◆ **Problem details**:
Count every line of the listing where the string "Firefox" occurs, and reply with the count alone.

○ ○ ○ ○ ○ ○ ○

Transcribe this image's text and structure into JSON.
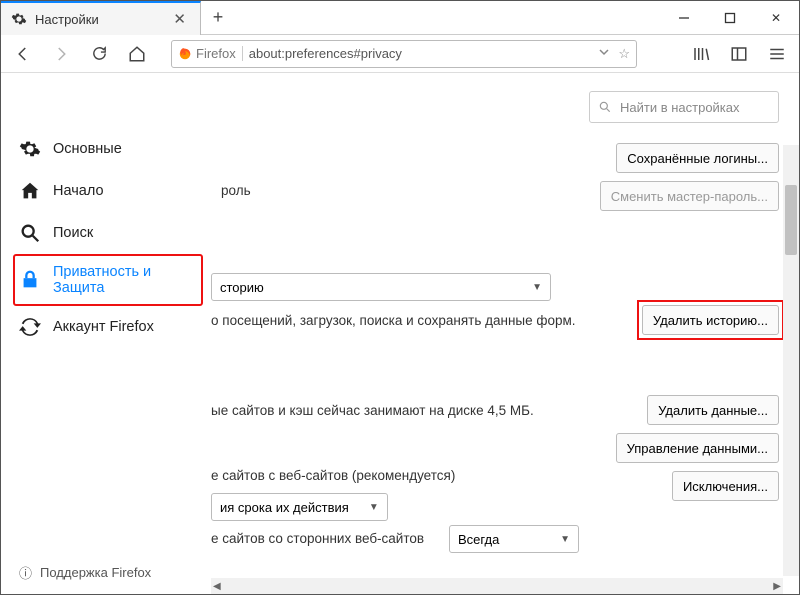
{
  "tab": {
    "title": "Настройки"
  },
  "addressbar": {
    "identity": "Firefox",
    "url": "about:preferences#privacy"
  },
  "search": {
    "placeholder": "Найти в настройках"
  },
  "sidebar": {
    "items": [
      {
        "label": "Основные"
      },
      {
        "label": "Начало"
      },
      {
        "label": "Поиск"
      },
      {
        "label": "Приватность и Защита"
      },
      {
        "label": "Аккаунт Firefox"
      }
    ],
    "support": "Поддержка Firefox"
  },
  "buttons": {
    "saved_logins": "Сохранённые логины...",
    "change_master": "Сменить мастер-пароль...",
    "clear_history": "Удалить историю...",
    "clear_data": "Удалить данные...",
    "manage_data": "Управление данными...",
    "exceptions": "Исключения..."
  },
  "texts": {
    "frag_pw": "роль",
    "dd_history": "сторию",
    "history_desc": "о посещений, загрузок, поиска и сохранять данные форм.",
    "cache_desc": "ые сайтов и кэш сейчас занимают на диске 4,5 МБ.",
    "cookies_rec": "е сайтов с веб-сайтов (рекомендуется)",
    "until_expire": "ия срока их действия",
    "third_party": "е сайтов со сторонних веб-сайтов",
    "always": "Всегда"
  }
}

○ ○ ○ ○ ○ ○ ○

◆ **Response below**:
3